Given entries:
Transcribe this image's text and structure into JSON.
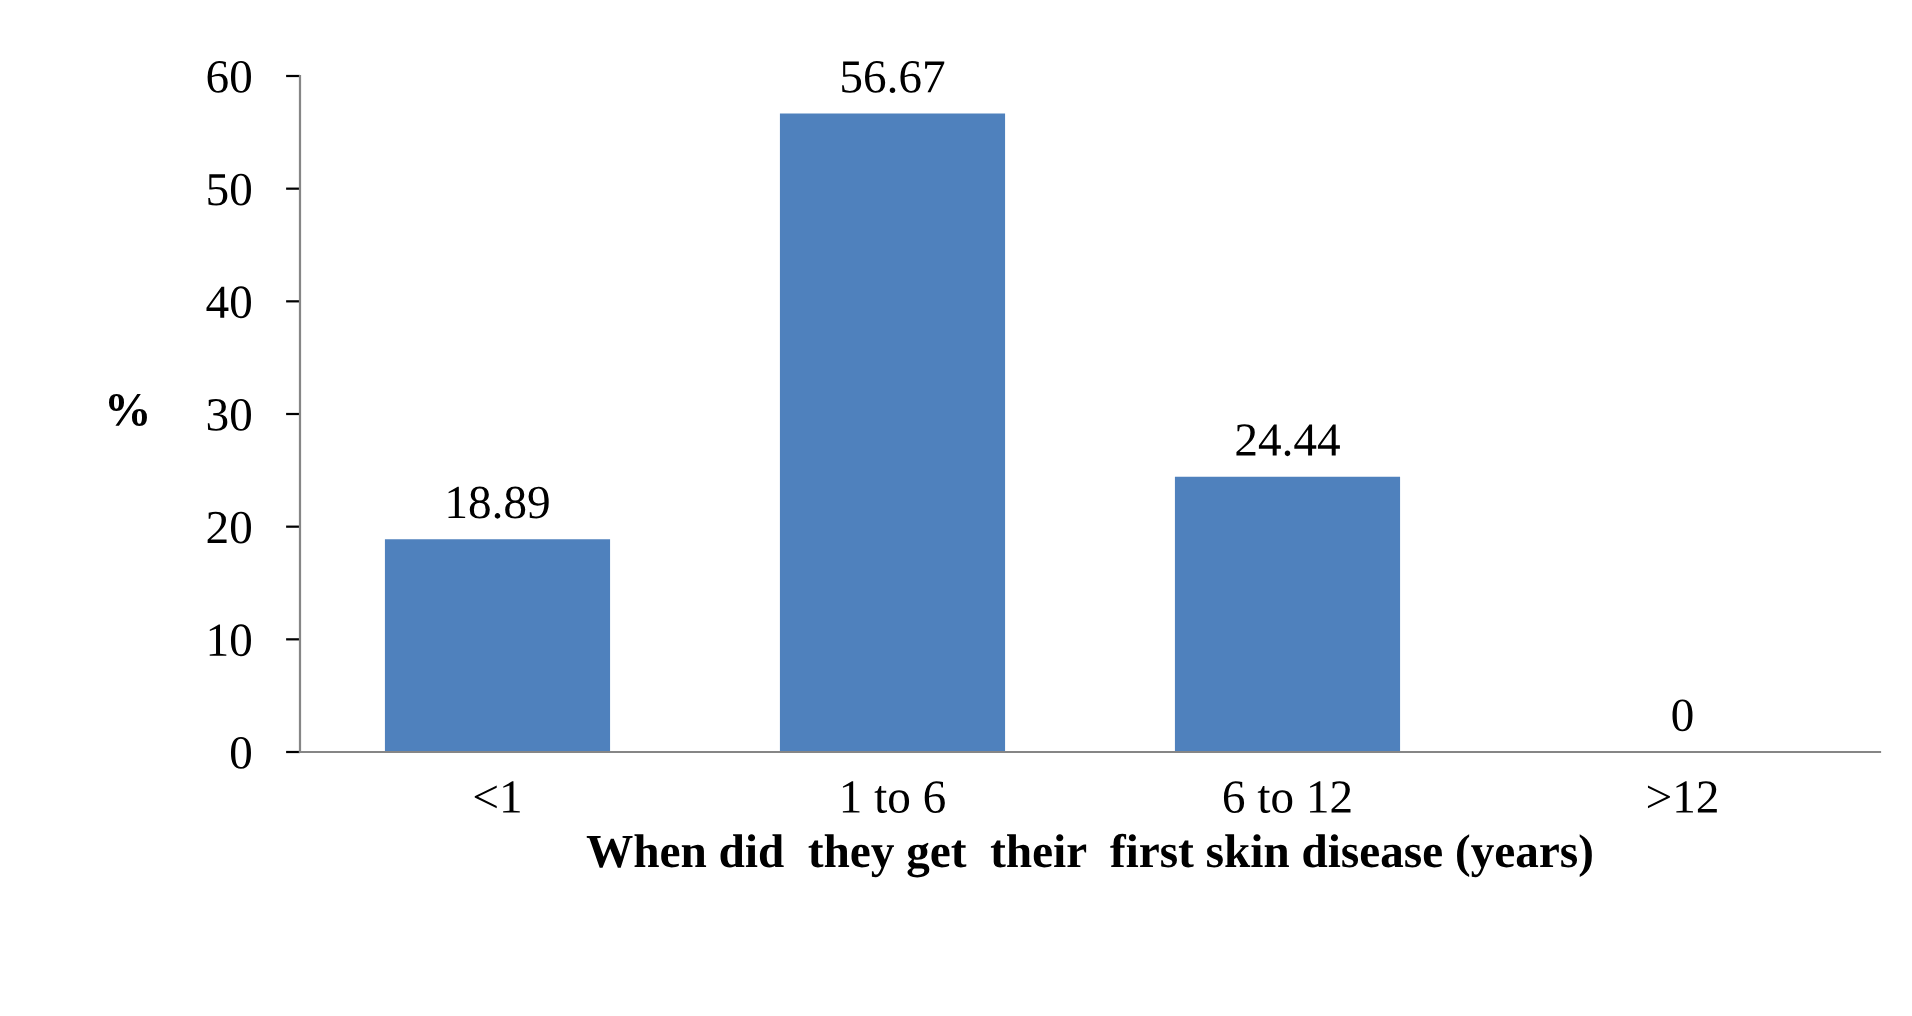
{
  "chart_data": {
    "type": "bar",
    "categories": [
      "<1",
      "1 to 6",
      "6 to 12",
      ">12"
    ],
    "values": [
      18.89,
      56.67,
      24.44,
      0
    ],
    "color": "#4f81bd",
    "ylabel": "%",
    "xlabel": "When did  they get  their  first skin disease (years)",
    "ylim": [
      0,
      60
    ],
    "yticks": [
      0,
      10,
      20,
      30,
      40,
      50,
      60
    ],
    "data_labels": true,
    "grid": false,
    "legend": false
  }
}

Exercise details:
The pictures in the entries should be left out; output everything else exactly.

Task solution:
Transcribe this image's text and structure into JSON.
{
  "chart_data": {
    "type": "bar",
    "categories": [
      "<1",
      "1 to 6",
      "6 to 12",
      ">12"
    ],
    "values": [
      18.89,
      56.67,
      24.44,
      0
    ],
    "color": "#4f81bd",
    "ylabel": "%",
    "xlabel": "When did  they get  their  first skin disease (years)",
    "ylim": [
      0,
      60
    ],
    "yticks": [
      0,
      10,
      20,
      30,
      40,
      50,
      60
    ],
    "data_labels": true,
    "grid": false,
    "legend": false
  }
}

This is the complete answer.